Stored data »
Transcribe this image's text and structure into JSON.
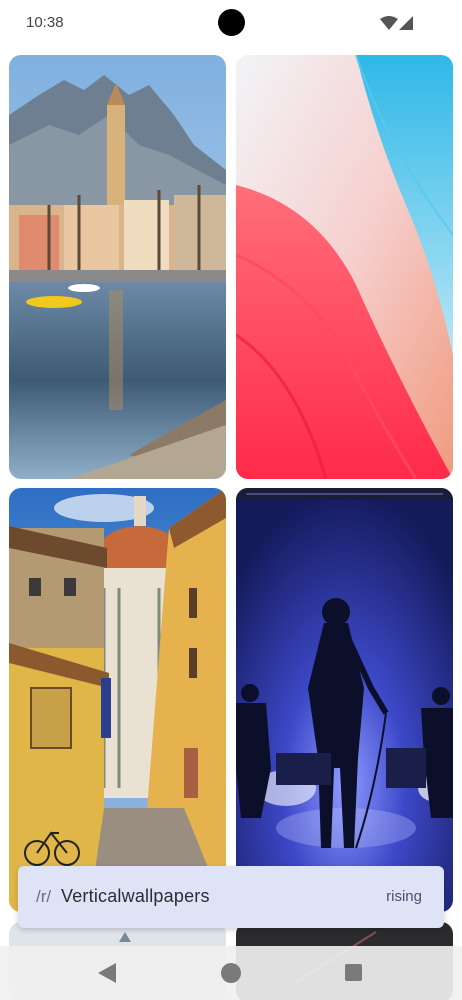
{
  "status_bar": {
    "time": "10:38",
    "icons": [
      "wifi-icon",
      "cellular-signal-icon"
    ]
  },
  "wallpapers": [
    {
      "subject": "lakeside town with bell tower and mountains"
    },
    {
      "subject": "abstract red and blue gradient curves"
    },
    {
      "subject": "Florence street with cathedral dome"
    },
    {
      "subject": "silhouette of singer on concert stage"
    },
    {
      "subject": "snowy scene (partially visible)"
    },
    {
      "subject": "dark image with light streaks (partially visible)"
    }
  ],
  "subreddit_bar": {
    "prefix": "/r/",
    "name": "Verticalwallpapers",
    "sort_label": "rising"
  },
  "nav_bar": {
    "icons": [
      "back-icon",
      "home-icon",
      "recents-icon"
    ]
  },
  "colors": {
    "accent_bar": "#dfe3f6",
    "background": "#ffffff"
  }
}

Instruction »
Omit every image. Quote each record exactly.

Full answer »
Transcribe this image's text and structure into JSON.
{
  "status_bar": {
    "time": "10:38",
    "icons": [
      "wifi-icon",
      "cellular-signal-icon"
    ]
  },
  "wallpapers": [
    {
      "subject": "lakeside town with bell tower and mountains"
    },
    {
      "subject": "abstract red and blue gradient curves"
    },
    {
      "subject": "Florence street with cathedral dome"
    },
    {
      "subject": "silhouette of singer on concert stage"
    },
    {
      "subject": "snowy scene (partially visible)"
    },
    {
      "subject": "dark image with light streaks (partially visible)"
    }
  ],
  "subreddit_bar": {
    "prefix": "/r/",
    "name": "Verticalwallpapers",
    "sort_label": "rising"
  },
  "nav_bar": {
    "icons": [
      "back-icon",
      "home-icon",
      "recents-icon"
    ]
  },
  "colors": {
    "accent_bar": "#dfe3f6",
    "background": "#ffffff"
  }
}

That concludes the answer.